## Begin Available records

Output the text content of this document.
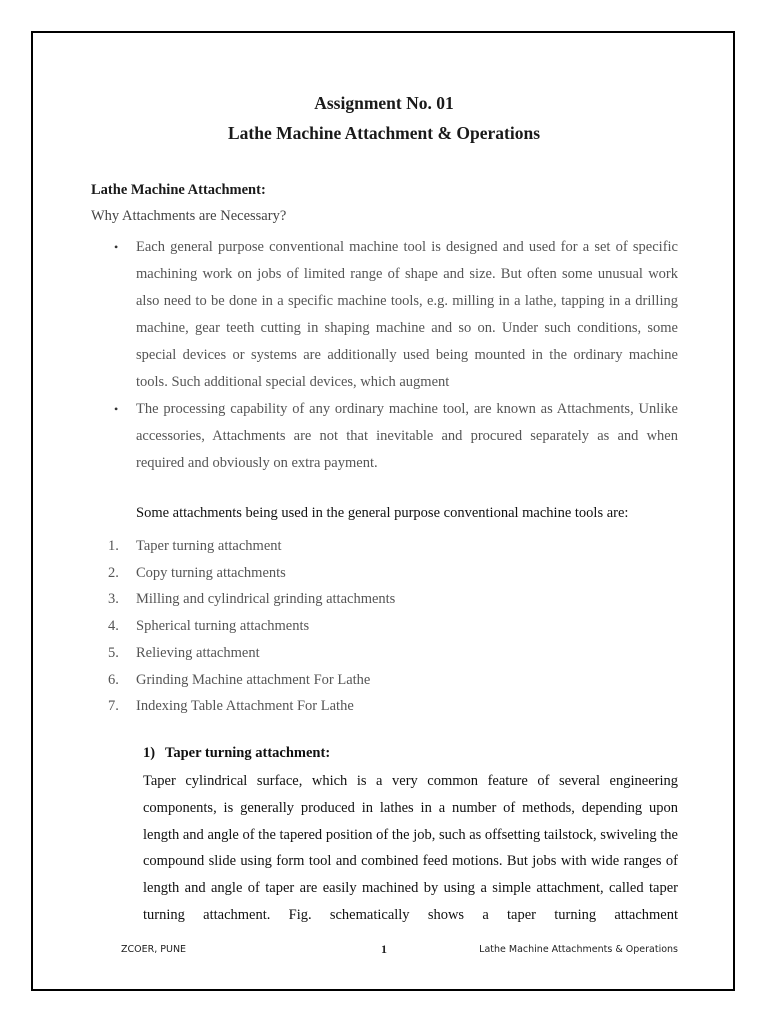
Assignment No. 01
Lathe Machine Attachment & Operations

Lathe Machine Attachment:

Why Attachments are Necessary?

• Each general purpose conventional machine tool is designed and used for a set of specific machining work on jobs of limited range of shape and size. But often some unusual work also need to be done in a specific machine tools, e.g. milling in a lathe, tapping in a drilling machine, gear teeth cutting in shaping machine and so on. Under such conditions, some special devices or systems are additionally used being mounted in the ordinary machine tools. Such additional special devices, which augment
• The processing capability of any ordinary machine tool, are known as Attachments, Unlike accessories, Attachments are not that inevitable and procured separately as and when required and obviously on extra payment.

Some attachments being used in the general purpose conventional machine tools are:

1. Taper turning attachment
2. Copy turning attachments
3. Milling and cylindrical grinding attachments
4. Spherical turning attachments
5. Relieving attachment
6. Grinding Machine attachment For Lathe
7. Indexing Table Attachment For Lathe

1) Taper turning attachment:

Taper cylindrical surface, which is a very common feature of several engineering components, is generally produced in lathes in a number of methods, depending upon length and angle of the tapered position of the job, such as offsetting tailstock, swiveling the compound slide using form tool and combined feed motions. But jobs with wide ranges of length and angle of taper are easily machined by using a simple attachment, called taper turning attachment. Fig. schematically shows a taper turning attachment

ZCOER, PUNE	1	Lathe Machine Attachments & Operations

## End Available records

Exercise requirements: Return the records exactly. Don't carry the pictures over.

Answer to the exercise:
Output the text content of this document.
Assignment No. 01
Lathe Machine Attachment & Operations

Lathe Machine Attachment:

Why Attachments are Necessary?

• Each general purpose conventional machine tool is designed and used for a set of specific machining work on jobs of limited range of shape and size. But often some unusual work also need to be done in a specific machine tools, e.g. milling in a lathe, tapping in a drilling machine, gear teeth cutting in shaping machine and so on. Under such conditions, some special devices or systems are additionally used being mounted in the ordinary machine tools. Such additional special devices, which augment
• The processing capability of any ordinary machine tool, are known as Attachments, Unlike accessories, Attachments are not that inevitable and procured separately as and when required and obviously on extra payment.

Some attachments being used in the general purpose conventional machine tools are:

1. Taper turning attachment
2. Copy turning attachments
3. Milling and cylindrical grinding attachments
4. Spherical turning attachments
5. Relieving attachment
6. Grinding Machine attachment For Lathe
7. Indexing Table Attachment For Lathe

1) Taper turning attachment:

Taper cylindrical surface, which is a very common feature of several engineering components, is generally produced in lathes in a number of methods, depending upon length and angle of the tapered position of the job, such as offsetting tailstock, swiveling the compound slide using form tool and combined feed motions. But jobs with wide ranges of length and angle of taper are easily machined by using a simple attachment, called taper turning attachment. Fig. schematically shows a taper turning attachment

ZCOER, PUNE	1	Lathe Machine Attachments & Operations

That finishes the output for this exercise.